» SHORT EXERCISE:
Copy, from the entries below, each line in which the string "Habitant" appears.

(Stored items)
:::::

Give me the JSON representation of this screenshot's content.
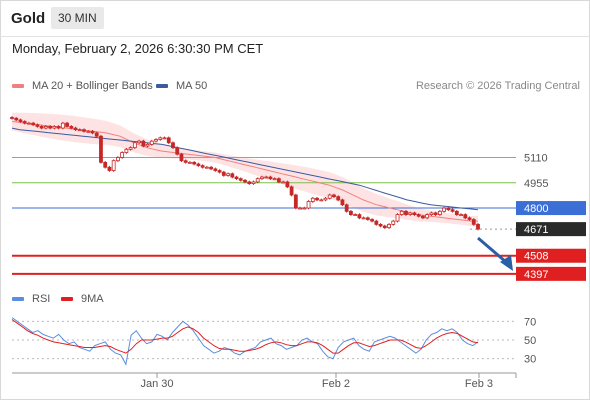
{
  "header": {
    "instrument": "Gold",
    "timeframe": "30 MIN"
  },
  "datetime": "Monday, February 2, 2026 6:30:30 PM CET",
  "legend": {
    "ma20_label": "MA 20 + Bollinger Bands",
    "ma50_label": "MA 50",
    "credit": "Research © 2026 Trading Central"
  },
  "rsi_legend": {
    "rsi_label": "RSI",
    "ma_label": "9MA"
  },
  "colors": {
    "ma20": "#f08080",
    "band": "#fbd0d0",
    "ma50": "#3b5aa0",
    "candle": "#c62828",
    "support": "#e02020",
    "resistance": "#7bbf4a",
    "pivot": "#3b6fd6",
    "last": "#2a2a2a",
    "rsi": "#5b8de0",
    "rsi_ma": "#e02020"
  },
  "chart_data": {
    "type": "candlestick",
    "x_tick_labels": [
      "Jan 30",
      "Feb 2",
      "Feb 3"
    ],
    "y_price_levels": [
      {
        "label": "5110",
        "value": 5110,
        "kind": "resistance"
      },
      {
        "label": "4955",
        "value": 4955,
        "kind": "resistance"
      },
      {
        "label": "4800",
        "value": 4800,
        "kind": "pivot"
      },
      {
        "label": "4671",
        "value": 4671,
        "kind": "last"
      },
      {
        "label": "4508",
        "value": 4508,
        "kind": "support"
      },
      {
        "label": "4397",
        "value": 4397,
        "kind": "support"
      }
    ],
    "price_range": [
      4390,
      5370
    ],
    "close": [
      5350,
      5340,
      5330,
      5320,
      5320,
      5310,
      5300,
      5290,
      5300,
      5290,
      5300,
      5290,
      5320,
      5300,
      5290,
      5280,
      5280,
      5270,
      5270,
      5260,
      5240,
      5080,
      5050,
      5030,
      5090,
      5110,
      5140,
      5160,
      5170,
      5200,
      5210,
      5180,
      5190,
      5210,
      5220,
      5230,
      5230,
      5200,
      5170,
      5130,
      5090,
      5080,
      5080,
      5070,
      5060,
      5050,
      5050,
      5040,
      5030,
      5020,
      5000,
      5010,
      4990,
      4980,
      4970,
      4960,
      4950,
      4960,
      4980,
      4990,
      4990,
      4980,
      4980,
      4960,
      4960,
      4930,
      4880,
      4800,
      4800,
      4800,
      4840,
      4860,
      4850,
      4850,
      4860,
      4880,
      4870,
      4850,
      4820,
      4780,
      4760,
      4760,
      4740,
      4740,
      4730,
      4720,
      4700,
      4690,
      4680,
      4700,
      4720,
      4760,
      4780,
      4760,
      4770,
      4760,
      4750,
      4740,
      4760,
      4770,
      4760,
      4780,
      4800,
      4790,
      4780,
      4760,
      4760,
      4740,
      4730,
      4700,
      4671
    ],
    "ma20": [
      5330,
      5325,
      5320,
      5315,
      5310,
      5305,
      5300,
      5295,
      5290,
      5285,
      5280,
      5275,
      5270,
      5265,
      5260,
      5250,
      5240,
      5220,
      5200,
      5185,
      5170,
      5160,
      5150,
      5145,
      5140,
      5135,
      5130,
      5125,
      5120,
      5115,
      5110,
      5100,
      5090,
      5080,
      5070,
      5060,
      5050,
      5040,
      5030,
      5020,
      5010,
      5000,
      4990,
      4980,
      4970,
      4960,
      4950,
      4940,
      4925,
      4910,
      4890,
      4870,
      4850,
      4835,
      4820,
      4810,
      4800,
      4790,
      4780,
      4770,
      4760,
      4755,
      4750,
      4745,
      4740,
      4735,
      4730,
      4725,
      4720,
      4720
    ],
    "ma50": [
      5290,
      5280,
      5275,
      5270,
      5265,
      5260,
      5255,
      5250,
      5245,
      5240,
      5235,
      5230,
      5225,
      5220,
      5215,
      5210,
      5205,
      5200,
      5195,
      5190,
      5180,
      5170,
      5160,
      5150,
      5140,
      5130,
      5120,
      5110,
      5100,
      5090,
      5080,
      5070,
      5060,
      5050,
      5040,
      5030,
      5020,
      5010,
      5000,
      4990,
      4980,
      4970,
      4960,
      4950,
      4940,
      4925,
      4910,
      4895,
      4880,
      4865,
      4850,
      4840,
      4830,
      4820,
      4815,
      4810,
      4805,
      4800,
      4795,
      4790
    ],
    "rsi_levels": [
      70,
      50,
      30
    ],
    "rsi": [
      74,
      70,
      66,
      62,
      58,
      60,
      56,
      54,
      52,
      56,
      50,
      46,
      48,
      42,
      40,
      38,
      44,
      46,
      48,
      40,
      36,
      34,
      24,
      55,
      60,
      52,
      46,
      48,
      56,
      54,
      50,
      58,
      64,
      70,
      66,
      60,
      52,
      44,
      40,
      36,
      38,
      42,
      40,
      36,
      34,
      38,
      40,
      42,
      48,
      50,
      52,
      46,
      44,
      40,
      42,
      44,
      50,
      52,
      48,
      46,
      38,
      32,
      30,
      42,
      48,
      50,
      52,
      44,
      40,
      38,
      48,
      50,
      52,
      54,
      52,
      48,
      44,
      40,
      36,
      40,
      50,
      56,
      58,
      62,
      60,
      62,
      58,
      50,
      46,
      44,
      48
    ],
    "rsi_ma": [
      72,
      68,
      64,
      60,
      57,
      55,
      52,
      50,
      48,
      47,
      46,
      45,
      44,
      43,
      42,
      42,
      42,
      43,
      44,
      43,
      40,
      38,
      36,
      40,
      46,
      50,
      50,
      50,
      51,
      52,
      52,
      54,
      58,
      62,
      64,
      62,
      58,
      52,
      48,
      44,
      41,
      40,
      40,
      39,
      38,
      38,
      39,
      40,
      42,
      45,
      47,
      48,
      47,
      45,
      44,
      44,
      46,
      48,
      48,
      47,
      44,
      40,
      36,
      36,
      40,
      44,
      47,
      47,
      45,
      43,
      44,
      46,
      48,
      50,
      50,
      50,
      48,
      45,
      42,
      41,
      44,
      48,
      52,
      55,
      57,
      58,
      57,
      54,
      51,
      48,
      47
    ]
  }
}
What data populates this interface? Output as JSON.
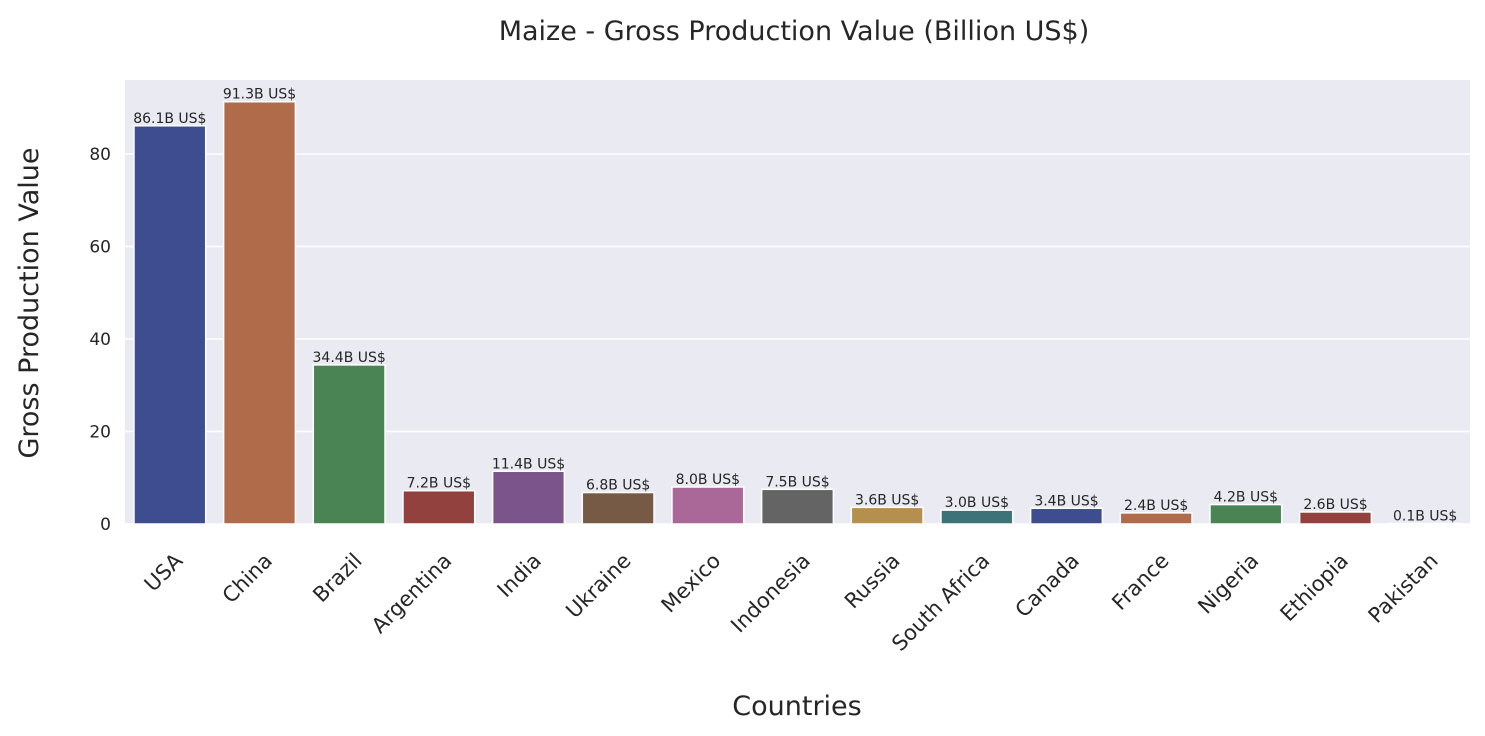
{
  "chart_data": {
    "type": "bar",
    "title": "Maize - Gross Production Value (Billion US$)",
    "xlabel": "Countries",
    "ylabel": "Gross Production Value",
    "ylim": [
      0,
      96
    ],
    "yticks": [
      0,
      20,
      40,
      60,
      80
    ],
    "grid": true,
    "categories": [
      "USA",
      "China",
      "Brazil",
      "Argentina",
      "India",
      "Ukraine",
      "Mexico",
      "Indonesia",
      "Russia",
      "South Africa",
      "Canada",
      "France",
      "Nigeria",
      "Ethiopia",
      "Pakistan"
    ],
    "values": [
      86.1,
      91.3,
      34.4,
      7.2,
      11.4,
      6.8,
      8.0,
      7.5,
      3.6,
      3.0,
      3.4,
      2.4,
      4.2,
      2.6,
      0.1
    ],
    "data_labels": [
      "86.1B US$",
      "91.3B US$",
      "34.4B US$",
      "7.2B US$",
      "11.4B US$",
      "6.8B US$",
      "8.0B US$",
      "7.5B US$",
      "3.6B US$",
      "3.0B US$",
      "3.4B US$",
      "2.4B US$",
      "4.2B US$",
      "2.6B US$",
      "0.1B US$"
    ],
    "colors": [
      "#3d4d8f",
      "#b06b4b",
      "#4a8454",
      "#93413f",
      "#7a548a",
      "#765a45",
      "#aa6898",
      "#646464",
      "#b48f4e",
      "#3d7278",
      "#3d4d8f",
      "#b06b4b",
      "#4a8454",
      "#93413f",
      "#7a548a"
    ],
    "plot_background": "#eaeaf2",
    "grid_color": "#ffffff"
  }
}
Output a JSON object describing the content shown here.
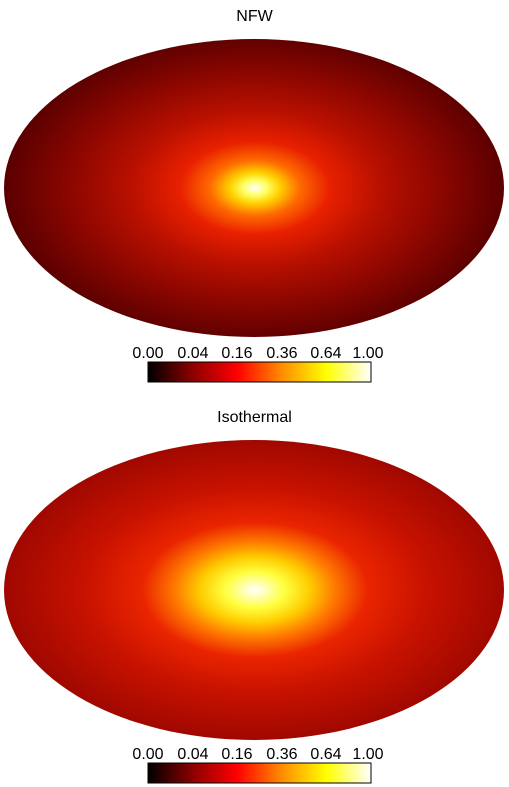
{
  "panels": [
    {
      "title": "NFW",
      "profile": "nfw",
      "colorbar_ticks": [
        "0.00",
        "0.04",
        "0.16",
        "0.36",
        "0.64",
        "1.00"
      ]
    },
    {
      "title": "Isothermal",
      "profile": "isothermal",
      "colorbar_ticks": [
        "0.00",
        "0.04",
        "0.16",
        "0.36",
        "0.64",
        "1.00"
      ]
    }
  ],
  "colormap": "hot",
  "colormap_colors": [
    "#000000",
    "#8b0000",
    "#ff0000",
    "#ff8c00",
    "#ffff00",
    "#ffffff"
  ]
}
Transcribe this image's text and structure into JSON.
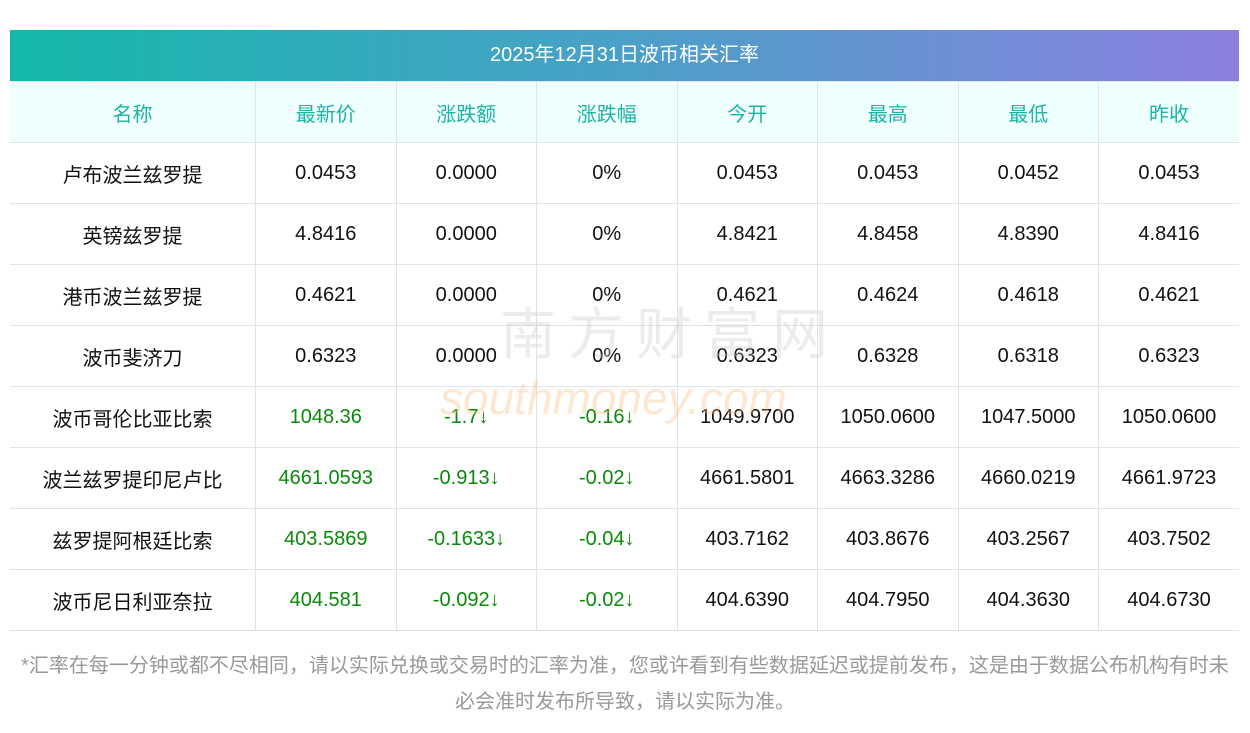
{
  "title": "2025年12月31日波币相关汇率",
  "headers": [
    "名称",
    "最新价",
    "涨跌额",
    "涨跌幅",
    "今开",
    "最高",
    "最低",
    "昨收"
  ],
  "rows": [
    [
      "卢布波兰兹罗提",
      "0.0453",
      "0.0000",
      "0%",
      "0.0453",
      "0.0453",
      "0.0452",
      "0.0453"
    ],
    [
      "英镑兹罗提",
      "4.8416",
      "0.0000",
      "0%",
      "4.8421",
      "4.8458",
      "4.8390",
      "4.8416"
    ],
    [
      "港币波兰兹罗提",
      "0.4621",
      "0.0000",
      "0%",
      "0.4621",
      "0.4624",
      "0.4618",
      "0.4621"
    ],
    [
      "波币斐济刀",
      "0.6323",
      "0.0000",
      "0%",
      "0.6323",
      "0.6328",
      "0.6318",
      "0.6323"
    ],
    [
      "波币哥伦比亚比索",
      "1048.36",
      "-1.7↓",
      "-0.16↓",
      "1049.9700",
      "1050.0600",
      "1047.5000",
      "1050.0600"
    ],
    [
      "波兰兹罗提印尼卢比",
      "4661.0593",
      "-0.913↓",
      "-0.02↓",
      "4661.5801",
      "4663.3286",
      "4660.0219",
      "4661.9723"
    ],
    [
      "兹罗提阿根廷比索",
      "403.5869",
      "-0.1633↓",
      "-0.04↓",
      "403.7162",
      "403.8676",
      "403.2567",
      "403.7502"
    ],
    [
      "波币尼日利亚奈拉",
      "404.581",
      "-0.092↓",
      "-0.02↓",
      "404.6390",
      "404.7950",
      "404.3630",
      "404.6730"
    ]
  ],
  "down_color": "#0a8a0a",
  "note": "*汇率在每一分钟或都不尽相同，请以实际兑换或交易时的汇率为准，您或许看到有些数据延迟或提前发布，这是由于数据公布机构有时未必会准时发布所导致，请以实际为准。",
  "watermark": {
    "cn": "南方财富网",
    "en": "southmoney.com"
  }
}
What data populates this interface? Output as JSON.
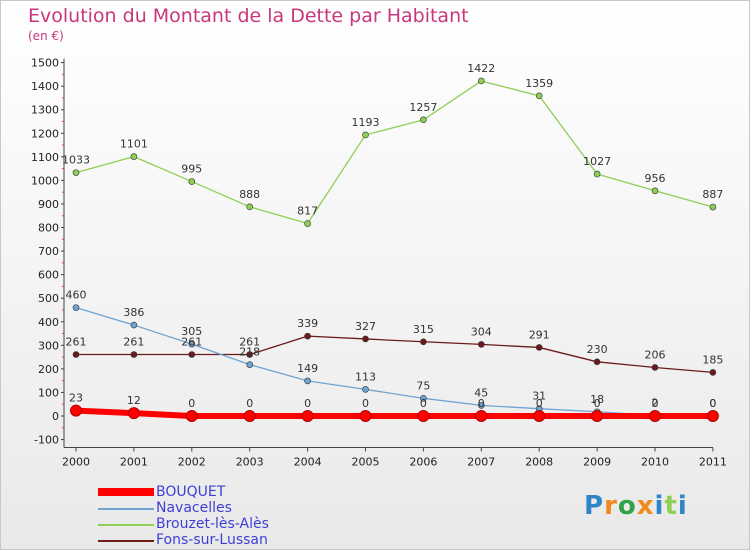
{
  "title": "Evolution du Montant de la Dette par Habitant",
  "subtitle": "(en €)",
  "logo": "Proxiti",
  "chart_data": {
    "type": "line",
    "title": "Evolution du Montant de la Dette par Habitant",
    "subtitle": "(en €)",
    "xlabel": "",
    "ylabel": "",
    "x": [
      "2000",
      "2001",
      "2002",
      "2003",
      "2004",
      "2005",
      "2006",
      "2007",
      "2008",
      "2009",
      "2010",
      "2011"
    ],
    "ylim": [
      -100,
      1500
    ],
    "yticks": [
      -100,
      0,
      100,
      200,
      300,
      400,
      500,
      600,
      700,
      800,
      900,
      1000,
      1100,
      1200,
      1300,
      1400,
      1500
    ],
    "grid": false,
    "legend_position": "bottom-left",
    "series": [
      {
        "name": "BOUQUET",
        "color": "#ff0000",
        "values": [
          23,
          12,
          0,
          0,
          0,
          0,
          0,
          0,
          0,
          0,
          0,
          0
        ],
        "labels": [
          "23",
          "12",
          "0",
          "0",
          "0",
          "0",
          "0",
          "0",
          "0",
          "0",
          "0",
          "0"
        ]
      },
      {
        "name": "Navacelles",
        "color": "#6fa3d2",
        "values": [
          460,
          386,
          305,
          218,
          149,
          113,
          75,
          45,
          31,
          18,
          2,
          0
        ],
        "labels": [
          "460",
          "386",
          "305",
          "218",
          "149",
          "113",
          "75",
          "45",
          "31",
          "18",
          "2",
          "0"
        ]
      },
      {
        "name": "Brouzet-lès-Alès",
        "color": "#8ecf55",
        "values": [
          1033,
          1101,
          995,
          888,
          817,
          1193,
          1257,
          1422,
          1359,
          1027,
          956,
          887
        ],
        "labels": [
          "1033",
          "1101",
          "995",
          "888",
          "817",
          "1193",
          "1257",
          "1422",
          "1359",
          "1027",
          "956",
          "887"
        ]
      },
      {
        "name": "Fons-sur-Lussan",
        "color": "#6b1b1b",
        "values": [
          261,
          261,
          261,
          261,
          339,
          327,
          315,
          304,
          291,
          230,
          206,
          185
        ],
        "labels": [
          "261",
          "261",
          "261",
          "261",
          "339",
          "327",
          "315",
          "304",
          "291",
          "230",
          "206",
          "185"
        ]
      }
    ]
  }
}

:::::

» THE SOLUTION:
  "title": "Evolution du Montant de la Dette par Habitant",
    "title": "Evolution du Montant de la Dette par Habitant",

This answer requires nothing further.